Problem to work on: Quote the whole listing verbatim.

Dataset:
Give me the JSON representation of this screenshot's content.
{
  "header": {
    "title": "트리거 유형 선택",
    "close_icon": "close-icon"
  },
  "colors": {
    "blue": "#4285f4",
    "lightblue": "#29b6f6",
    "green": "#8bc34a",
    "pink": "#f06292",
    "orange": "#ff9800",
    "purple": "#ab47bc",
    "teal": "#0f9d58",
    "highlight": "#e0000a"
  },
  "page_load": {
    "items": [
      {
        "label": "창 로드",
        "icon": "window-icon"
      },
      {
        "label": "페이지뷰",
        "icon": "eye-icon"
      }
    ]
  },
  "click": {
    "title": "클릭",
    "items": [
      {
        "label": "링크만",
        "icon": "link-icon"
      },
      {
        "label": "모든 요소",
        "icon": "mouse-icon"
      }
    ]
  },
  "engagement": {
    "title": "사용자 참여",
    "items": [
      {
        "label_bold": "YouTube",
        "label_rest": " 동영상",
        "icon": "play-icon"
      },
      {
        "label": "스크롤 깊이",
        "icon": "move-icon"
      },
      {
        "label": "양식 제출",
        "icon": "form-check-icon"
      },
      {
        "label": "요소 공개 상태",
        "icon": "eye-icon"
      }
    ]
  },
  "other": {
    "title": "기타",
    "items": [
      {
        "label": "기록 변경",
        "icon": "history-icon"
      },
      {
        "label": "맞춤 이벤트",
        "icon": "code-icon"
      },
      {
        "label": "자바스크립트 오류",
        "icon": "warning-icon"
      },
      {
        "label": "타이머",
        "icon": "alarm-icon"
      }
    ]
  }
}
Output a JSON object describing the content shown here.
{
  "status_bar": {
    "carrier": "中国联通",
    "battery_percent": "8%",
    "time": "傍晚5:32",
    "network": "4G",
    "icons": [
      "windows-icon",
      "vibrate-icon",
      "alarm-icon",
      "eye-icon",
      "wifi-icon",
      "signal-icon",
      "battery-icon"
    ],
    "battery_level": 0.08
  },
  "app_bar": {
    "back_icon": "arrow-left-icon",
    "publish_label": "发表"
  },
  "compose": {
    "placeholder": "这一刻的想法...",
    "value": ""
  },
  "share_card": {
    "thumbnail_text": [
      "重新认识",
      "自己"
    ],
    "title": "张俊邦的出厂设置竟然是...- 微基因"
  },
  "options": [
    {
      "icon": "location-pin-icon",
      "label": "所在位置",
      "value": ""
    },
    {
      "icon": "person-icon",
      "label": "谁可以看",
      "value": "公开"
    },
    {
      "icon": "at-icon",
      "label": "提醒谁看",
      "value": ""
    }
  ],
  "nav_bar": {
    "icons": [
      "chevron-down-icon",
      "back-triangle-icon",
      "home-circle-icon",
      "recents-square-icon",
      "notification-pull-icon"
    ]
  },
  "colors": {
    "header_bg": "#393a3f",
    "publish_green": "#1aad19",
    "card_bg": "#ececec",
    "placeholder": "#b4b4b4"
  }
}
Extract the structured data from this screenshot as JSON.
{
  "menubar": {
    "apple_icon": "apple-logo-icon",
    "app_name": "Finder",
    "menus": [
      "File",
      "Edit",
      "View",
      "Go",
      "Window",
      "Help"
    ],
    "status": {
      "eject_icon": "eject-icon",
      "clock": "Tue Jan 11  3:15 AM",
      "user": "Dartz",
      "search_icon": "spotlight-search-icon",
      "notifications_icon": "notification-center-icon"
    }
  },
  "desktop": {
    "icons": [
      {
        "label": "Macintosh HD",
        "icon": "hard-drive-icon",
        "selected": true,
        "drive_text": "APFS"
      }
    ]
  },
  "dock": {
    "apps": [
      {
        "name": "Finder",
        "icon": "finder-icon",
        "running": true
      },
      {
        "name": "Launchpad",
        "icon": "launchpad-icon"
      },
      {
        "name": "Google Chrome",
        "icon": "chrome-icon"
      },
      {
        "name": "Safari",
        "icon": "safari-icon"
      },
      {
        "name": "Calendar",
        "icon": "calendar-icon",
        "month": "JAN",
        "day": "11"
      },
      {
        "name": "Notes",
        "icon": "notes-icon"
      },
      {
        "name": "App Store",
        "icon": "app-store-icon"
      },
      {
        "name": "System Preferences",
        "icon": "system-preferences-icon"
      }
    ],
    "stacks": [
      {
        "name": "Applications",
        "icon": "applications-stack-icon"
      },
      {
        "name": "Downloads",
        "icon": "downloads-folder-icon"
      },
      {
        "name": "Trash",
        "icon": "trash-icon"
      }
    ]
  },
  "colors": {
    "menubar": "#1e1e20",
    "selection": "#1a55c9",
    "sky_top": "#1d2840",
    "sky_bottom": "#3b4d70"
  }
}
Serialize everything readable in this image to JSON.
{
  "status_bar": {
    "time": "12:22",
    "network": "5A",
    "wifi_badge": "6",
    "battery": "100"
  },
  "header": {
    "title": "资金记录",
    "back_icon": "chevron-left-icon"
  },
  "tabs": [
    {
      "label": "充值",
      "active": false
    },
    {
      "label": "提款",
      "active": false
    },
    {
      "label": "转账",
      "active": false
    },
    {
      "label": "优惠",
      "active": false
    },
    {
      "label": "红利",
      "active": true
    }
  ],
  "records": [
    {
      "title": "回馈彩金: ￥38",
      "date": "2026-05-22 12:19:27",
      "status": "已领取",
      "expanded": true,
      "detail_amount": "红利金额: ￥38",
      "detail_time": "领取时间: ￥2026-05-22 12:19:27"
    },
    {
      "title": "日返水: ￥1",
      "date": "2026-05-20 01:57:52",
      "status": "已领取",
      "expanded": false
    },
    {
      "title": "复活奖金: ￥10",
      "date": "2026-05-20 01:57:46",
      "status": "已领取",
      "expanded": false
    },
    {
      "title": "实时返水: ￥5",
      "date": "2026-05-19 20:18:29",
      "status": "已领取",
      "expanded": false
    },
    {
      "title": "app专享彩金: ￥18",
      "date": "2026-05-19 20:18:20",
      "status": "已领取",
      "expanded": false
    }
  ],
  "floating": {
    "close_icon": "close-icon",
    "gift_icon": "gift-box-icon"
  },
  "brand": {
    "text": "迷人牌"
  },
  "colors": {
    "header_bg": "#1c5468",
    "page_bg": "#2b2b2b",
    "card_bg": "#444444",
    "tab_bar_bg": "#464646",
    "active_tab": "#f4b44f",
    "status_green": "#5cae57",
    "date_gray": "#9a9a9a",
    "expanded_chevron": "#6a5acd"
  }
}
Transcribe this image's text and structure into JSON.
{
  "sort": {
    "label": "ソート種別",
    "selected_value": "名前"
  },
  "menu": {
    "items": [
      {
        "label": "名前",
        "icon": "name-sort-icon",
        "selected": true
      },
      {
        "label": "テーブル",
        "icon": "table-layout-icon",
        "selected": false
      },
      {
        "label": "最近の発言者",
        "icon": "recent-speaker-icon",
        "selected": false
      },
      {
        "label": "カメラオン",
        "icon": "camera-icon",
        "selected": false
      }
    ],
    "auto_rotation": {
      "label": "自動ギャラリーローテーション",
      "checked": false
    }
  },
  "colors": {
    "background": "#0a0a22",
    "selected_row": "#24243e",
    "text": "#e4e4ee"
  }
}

Complete response:
Give me the JSON representation of this screenshot's content.
{
  "header": {
    "title": "트리거 유형 선택",
    "close_icon": "close-icon"
  },
  "colors": {
    "blue": "#4285f4",
    "lightblue": "#29b6f6",
    "green": "#8bc34a",
    "pink": "#f06292",
    "orange": "#ff9800",
    "purple": "#ab47bc",
    "teal": "#0f9d58",
    "highlight": "#e0000a"
  },
  "page_load": {
    "items": [
      {
        "label": "창 로드",
        "icon": "window-icon"
      },
      {
        "label": "페이지뷰",
        "icon": "eye-icon"
      }
    ]
  },
  "click": {
    "title": "클릭",
    "items": [
      {
        "label": "링크만",
        "icon": "link-icon"
      },
      {
        "label": "모든 요소",
        "icon": "mouse-icon"
      }
    ]
  },
  "engagement": {
    "title": "사용자 참여",
    "items": [
      {
        "label_bold": "YouTube",
        "label_rest": " 동영상",
        "icon": "play-icon"
      },
      {
        "label": "스크롤 깊이",
        "icon": "move-icon"
      },
      {
        "label": "양식 제출",
        "icon": "form-check-icon"
      },
      {
        "label": "요소 공개 상태",
        "icon": "eye-icon"
      }
    ]
  },
  "other": {
    "title": "기타",
    "items": [
      {
        "label": "기록 변경",
        "icon": "history-icon"
      },
      {
        "label": "맞춤 이벤트",
        "icon": "code-icon"
      },
      {
        "label": "자바스크립트 오류",
        "icon": "warning-icon"
      },
      {
        "label": "타이머",
        "icon": "alarm-icon"
      }
    ]
  }
}
Output a JSON object describing the content shown here.
{
  "status_bar": {
    "carrier": "中国联通",
    "battery_percent": "8%",
    "time": "傍晚5:32",
    "network": "4G",
    "icons": [
      "windows-icon",
      "vibrate-icon",
      "alarm-icon",
      "eye-icon",
      "wifi-icon",
      "signal-icon",
      "battery-icon"
    ],
    "battery_level": 0.08
  },
  "app_bar": {
    "back_icon": "arrow-left-icon",
    "publish_label": "发表"
  },
  "compose": {
    "placeholder": "这一刻的想法...",
    "value": ""
  },
  "share_card": {
    "thumbnail_text": [
      "重新认识",
      "自己"
    ],
    "title": "张俊邦的出厂设置竟然是...- 微基因"
  },
  "options": [
    {
      "icon": "location-pin-icon",
      "label": "所在位置",
      "value": ""
    },
    {
      "icon": "person-icon",
      "label": "谁可以看",
      "value": "公开"
    },
    {
      "icon": "at-icon",
      "label": "提醒谁看",
      "value": ""
    }
  ],
  "nav_bar": {
    "icons": [
      "chevron-down-icon",
      "back-triangle-icon",
      "home-circle-icon",
      "recents-square-icon",
      "notification-pull-icon"
    ]
  },
  "colors": {
    "header_bg": "#393a3f",
    "publish_green": "#1aad19",
    "card_bg": "#ececec",
    "placeholder": "#b4b4b4"
  }
}
Extract the structured data from this screenshot as JSON.
{
  "menubar": {
    "apple_icon": "apple-logo-icon",
    "app_name": "Finder",
    "menus": [
      "File",
      "Edit",
      "View",
      "Go",
      "Window",
      "Help"
    ],
    "status": {
      "eject_icon": "eject-icon",
      "clock": "Tue Jan 11  3:15 AM",
      "user": "Dartz",
      "search_icon": "spotlight-search-icon",
      "notifications_icon": "notification-center-icon"
    }
  },
  "desktop": {
    "icons": [
      {
        "label": "Macintosh HD",
        "icon": "hard-drive-icon",
        "selected": true,
        "drive_text": "APFS"
      }
    ]
  },
  "dock": {
    "apps": [
      {
        "name": "Finder",
        "icon": "finder-icon",
        "running": true
      },
      {
        "name": "Launchpad",
        "icon": "launchpad-icon"
      },
      {
        "name": "Google Chrome",
        "icon": "chrome-icon"
      },
      {
        "name": "Safari",
        "icon": "safari-icon"
      },
      {
        "name": "Calendar",
        "icon": "calendar-icon",
        "month": "JAN",
        "day": "11"
      },
      {
        "name": "Notes",
        "icon": "notes-icon"
      },
      {
        "name": "App Store",
        "icon": "app-store-icon"
      },
      {
        "name": "System Preferences",
        "icon": "system-preferences-icon"
      }
    ],
    "stacks": [
      {
        "name": "Applications",
        "icon": "applications-stack-icon"
      },
      {
        "name": "Downloads",
        "icon": "downloads-folder-icon"
      },
      {
        "name": "Trash",
        "icon": "trash-icon"
      }
    ]
  },
  "colors": {
    "menubar": "#1e1e20",
    "selection": "#1a55c9",
    "sky_top": "#1d2840",
    "sky_bottom": "#3b4d70"
  }
}
Serialize everything readable in this image to JSON.
{
  "status_bar": {
    "time": "12:22",
    "network": "5A",
    "wifi_badge": "6",
    "battery": "100"
  },
  "header": {
    "title": "资金记录",
    "back_icon": "chevron-left-icon"
  },
  "tabs": [
    {
      "label": "充值",
      "active": false
    },
    {
      "label": "提款",
      "active": false
    },
    {
      "label": "转账",
      "active": false
    },
    {
      "label": "优惠",
      "active": false
    },
    {
      "label": "红利",
      "active": true
    }
  ],
  "records": [
    {
      "title": "回馈彩金: ￥38",
      "date": "2026-05-22 12:19:27",
      "status": "已领取",
      "expanded": true,
      "detail_amount": "红利金额: ￥38",
      "detail_time": "领取时间: ￥2026-05-22 12:19:27"
    },
    {
      "title": "日返水: ￥1",
      "date": "2026-05-20 01:57:52",
      "status": "已领取",
      "expanded": false
    },
    {
      "title": "复活奖金: ￥10",
      "date": "2026-05-20 01:57:46",
      "status": "已领取",
      "expanded": false
    },
    {
      "title": "实时返水: ￥5",
      "date": "2026-05-19 20:18:29",
      "status": "已领取",
      "expanded": false
    },
    {
      "title": "app专享彩金: ￥18",
      "date": "2026-05-19 20:18:20",
      "status": "已领取",
      "expanded": false
    }
  ],
  "floating": {
    "close_icon": "close-icon",
    "gift_icon": "gift-box-icon"
  },
  "brand": {
    "text": "迷人牌"
  },
  "colors": {
    "header_bg": "#1c5468",
    "page_bg": "#2b2b2b",
    "card_bg": "#444444",
    "tab_bar_bg": "#464646",
    "active_tab": "#f4b44f",
    "status_green": "#5cae57",
    "date_gray": "#9a9a9a",
    "expanded_chevron": "#6a5acd"
  }
}
Transcribe this image's text and structure into JSON.
{
  "sort": {
    "label": "ソート種別",
    "selected_value": "名前"
  },
  "menu": {
    "items": [
      {
        "label": "名前",
        "icon": "name-sort-icon",
        "selected": true
      },
      {
        "label": "テーブル",
        "icon": "table-layout-icon",
        "selected": false
      },
      {
        "label": "最近の発言者",
        "icon": "recent-speaker-icon",
        "selected": false
      },
      {
        "label": "カメラオン",
        "icon": "camera-icon",
        "selected": false
      }
    ],
    "auto_rotation": {
      "label": "自動ギャラリーローテーション",
      "checked": false
    }
  },
  "colors": {
    "background": "#0a0a22",
    "selected_row": "#24243e",
    "text": "#e4e4ee"
  }
}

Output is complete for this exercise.